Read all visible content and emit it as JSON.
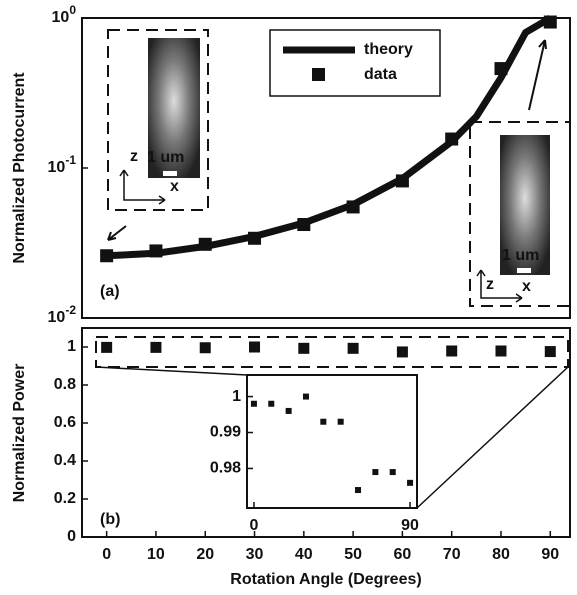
{
  "chart_data": [
    {
      "type": "line",
      "ylabel": "Normalized Photocurrent",
      "annotation": "(a)",
      "log_y": true,
      "xlim": [
        -5,
        94
      ],
      "ylim": [
        0.01,
        1
      ],
      "yticks": [
        {
          "value": 1,
          "label": "10^0"
        },
        {
          "value": 0.1,
          "label": "10^-1"
        },
        {
          "value": 0.01,
          "label": "10^-2"
        }
      ],
      "legend": "top",
      "series": [
        {
          "name": "theory",
          "kind": "line",
          "color": "#111111",
          "x": [
            0,
            10,
            20,
            30,
            40,
            50,
            60,
            70,
            75,
            80,
            85,
            90
          ],
          "values": [
            0.026,
            0.027,
            0.03,
            0.035,
            0.043,
            0.057,
            0.085,
            0.15,
            0.22,
            0.4,
            0.8,
            1.0
          ]
        },
        {
          "name": "data",
          "kind": "marker",
          "color": "#111111",
          "x": [
            0,
            10,
            20,
            30,
            40,
            50,
            60,
            70,
            80,
            90
          ],
          "values": [
            0.026,
            0.028,
            0.031,
            0.034,
            0.042,
            0.055,
            0.082,
            0.156,
            0.46,
            0.94
          ]
        }
      ],
      "insets": [
        {
          "z_label": "z",
          "x_label": "x",
          "scale_label": "1 um"
        },
        {
          "z_label": "z",
          "x_label": "x",
          "scale_label": "1 um"
        }
      ]
    },
    {
      "type": "scatter",
      "ylabel": "Normalized Power",
      "xlabel": "Rotation Angle (Degrees)",
      "annotation": "(b)",
      "xlim": [
        -5,
        94
      ],
      "ylim": [
        0,
        1.1
      ],
      "xticks": [
        0,
        10,
        20,
        30,
        40,
        50,
        60,
        70,
        80,
        90
      ],
      "yticks": [
        0,
        0.2,
        0.4,
        0.6,
        0.8,
        1
      ],
      "color": "#111111",
      "x": [
        0,
        10,
        20,
        30,
        40,
        50,
        60,
        70,
        80,
        90
      ],
      "values": [
        0.998,
        0.998,
        0.996,
        1.0,
        0.993,
        0.993,
        0.974,
        0.979,
        0.979,
        0.976
      ]
    },
    {
      "type": "scatter",
      "xlim": [
        -4,
        94
      ],
      "ylim": [
        0.969,
        1.006
      ],
      "xticks": [
        0,
        90
      ],
      "yticks": [
        0.98,
        0.99,
        1
      ],
      "color": "#111111",
      "x": [
        0,
        10,
        20,
        30,
        40,
        50,
        60,
        70,
        80,
        90
      ],
      "values": [
        0.998,
        0.998,
        0.996,
        1.0,
        0.993,
        0.993,
        0.974,
        0.979,
        0.979,
        0.976
      ]
    }
  ]
}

• [DIRECTIONS]:
Without the pictures, restate all of the entries above verbatim.

• [TASK ANSWER]:
Read all visible content and emit it as JSON.
{
  "chart_data": [
    {
      "type": "line",
      "ylabel": "Normalized Photocurrent",
      "annotation": "(a)",
      "log_y": true,
      "xlim": [
        -5,
        94
      ],
      "ylim": [
        0.01,
        1
      ],
      "yticks": [
        {
          "value": 1,
          "label": "10^0"
        },
        {
          "value": 0.1,
          "label": "10^-1"
        },
        {
          "value": 0.01,
          "label": "10^-2"
        }
      ],
      "legend": "top",
      "series": [
        {
          "name": "theory",
          "kind": "line",
          "color": "#111111",
          "x": [
            0,
            10,
            20,
            30,
            40,
            50,
            60,
            70,
            75,
            80,
            85,
            90
          ],
          "values": [
            0.026,
            0.027,
            0.03,
            0.035,
            0.043,
            0.057,
            0.085,
            0.15,
            0.22,
            0.4,
            0.8,
            1.0
          ]
        },
        {
          "name": "data",
          "kind": "marker",
          "color": "#111111",
          "x": [
            0,
            10,
            20,
            30,
            40,
            50,
            60,
            70,
            80,
            90
          ],
          "values": [
            0.026,
            0.028,
            0.031,
            0.034,
            0.042,
            0.055,
            0.082,
            0.156,
            0.46,
            0.94
          ]
        }
      ],
      "insets": [
        {
          "z_label": "z",
          "x_label": "x",
          "scale_label": "1 um"
        },
        {
          "z_label": "z",
          "x_label": "x",
          "scale_label": "1 um"
        }
      ]
    },
    {
      "type": "scatter",
      "ylabel": "Normalized Power",
      "xlabel": "Rotation Angle (Degrees)",
      "annotation": "(b)",
      "xlim": [
        -5,
        94
      ],
      "ylim": [
        0,
        1.1
      ],
      "xticks": [
        0,
        10,
        20,
        30,
        40,
        50,
        60,
        70,
        80,
        90
      ],
      "yticks": [
        0,
        0.2,
        0.4,
        0.6,
        0.8,
        1
      ],
      "color": "#111111",
      "x": [
        0,
        10,
        20,
        30,
        40,
        50,
        60,
        70,
        80,
        90
      ],
      "values": [
        0.998,
        0.998,
        0.996,
        1.0,
        0.993,
        0.993,
        0.974,
        0.979,
        0.979,
        0.976
      ]
    },
    {
      "type": "scatter",
      "xlim": [
        -4,
        94
      ],
      "ylim": [
        0.969,
        1.006
      ],
      "xticks": [
        0,
        90
      ],
      "yticks": [
        0.98,
        0.99,
        1
      ],
      "color": "#111111",
      "x": [
        0,
        10,
        20,
        30,
        40,
        50,
        60,
        70,
        80,
        90
      ],
      "values": [
        0.998,
        0.998,
        0.996,
        1.0,
        0.993,
        0.993,
        0.974,
        0.979,
        0.979,
        0.976
      ]
    }
  ]
}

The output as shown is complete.